Stated goal: Skip the pictures. Repeat everything else in the records word for word.

Data supplied:
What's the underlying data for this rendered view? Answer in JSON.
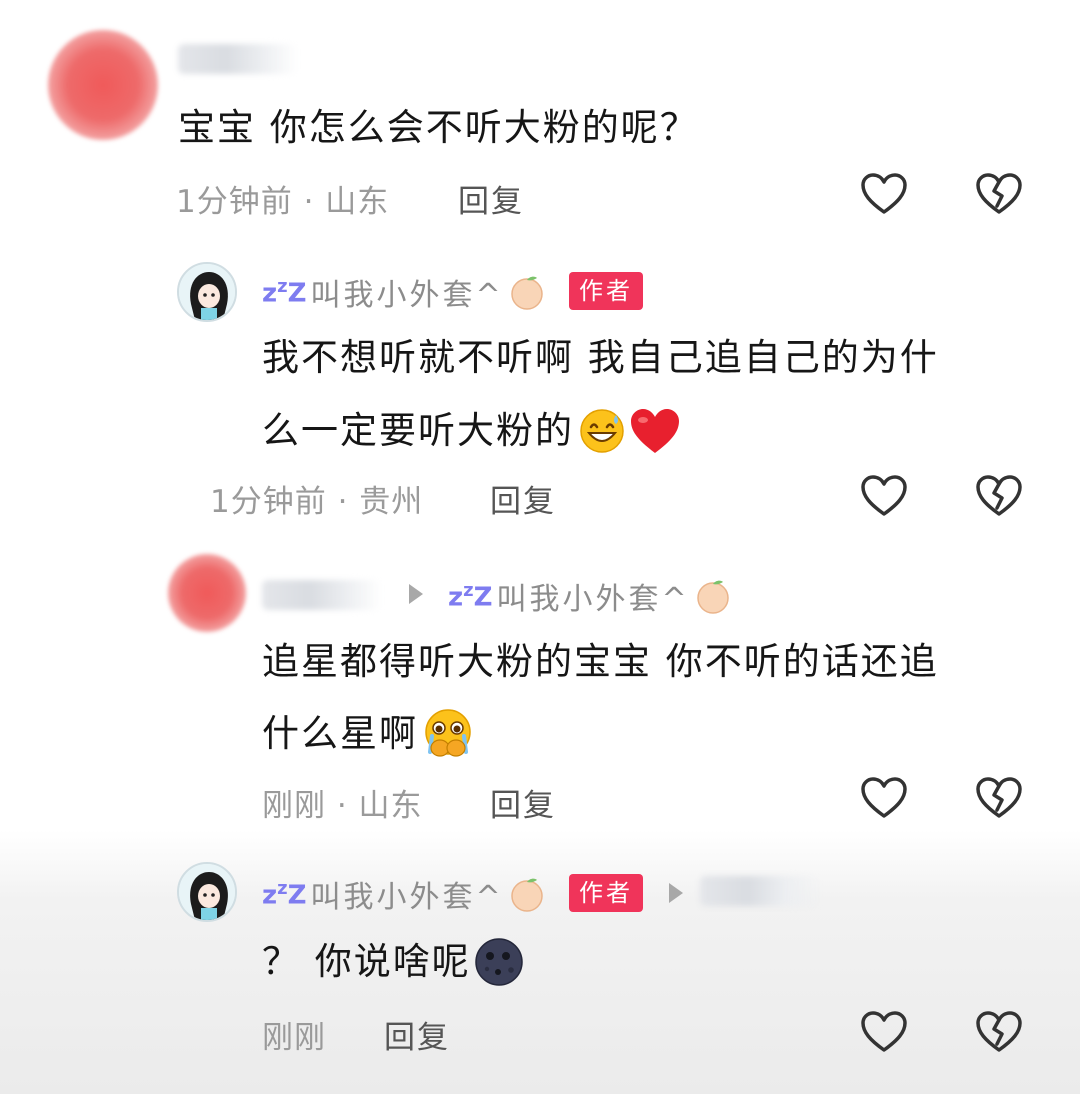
{
  "comments": [
    {
      "text": "宝宝 你怎么会不听大粉的呢？",
      "meta": "1分钟前 · 山东",
      "reply": "回复"
    },
    {
      "username": "叫我小外套^",
      "badge": "作者",
      "text_line1": "我不想听就不听啊 我自己追自己的为什",
      "text_line2": "么一定要听大粉的",
      "meta": "1分钟前 · 贵州",
      "reply": "回复"
    },
    {
      "reply_to": "叫我小外套^",
      "text_line1": "追星都得听大粉的宝宝 你不听的话还追",
      "text_line2": "什么星啊",
      "meta": "刚刚 · 山东",
      "reply": "回复"
    },
    {
      "username": "叫我小外套^",
      "badge": "作者",
      "text": "？ 你说啥呢",
      "meta": "刚刚",
      "reply": "回复"
    }
  ],
  "icons": [
    "heart-outline-icon",
    "broken-heart-icon",
    "peach-icon",
    "grin-sweat-emoji",
    "red-heart-emoji",
    "pleading-hands-emoji",
    "new-moon-face-emoji",
    "sleep-zz-icon"
  ],
  "colors": {
    "badge": "#f0345a",
    "meta": "#9a9a9a",
    "zz": "#7e7cf0",
    "heart_red": "#e8202e"
  }
}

Exercise answer:
What's the underlying data for this rendered view? Answer in JSON.
{
  "comments": [
    {
      "text": "宝宝 你怎么会不听大粉的呢？",
      "meta": "1分钟前 · 山东",
      "reply": "回复"
    },
    {
      "username": "叫我小外套^",
      "badge": "作者",
      "text_line1": "我不想听就不听啊 我自己追自己的为什",
      "text_line2": "么一定要听大粉的",
      "meta": "1分钟前 · 贵州",
      "reply": "回复"
    },
    {
      "reply_to": "叫我小外套^",
      "text_line1": "追星都得听大粉的宝宝 你不听的话还追",
      "text_line2": "什么星啊",
      "meta": "刚刚 · 山东",
      "reply": "回复"
    },
    {
      "username": "叫我小外套^",
      "badge": "作者",
      "text": "？ 你说啥呢",
      "meta": "刚刚",
      "reply": "回复"
    }
  ],
  "icons": [
    "heart-outline-icon",
    "broken-heart-icon",
    "peach-icon",
    "grin-sweat-emoji",
    "red-heart-emoji",
    "pleading-hands-emoji",
    "new-moon-face-emoji",
    "sleep-zz-icon"
  ],
  "colors": {
    "badge": "#f0345a",
    "meta": "#9a9a9a",
    "zz": "#7e7cf0",
    "heart_red": "#e8202e"
  }
}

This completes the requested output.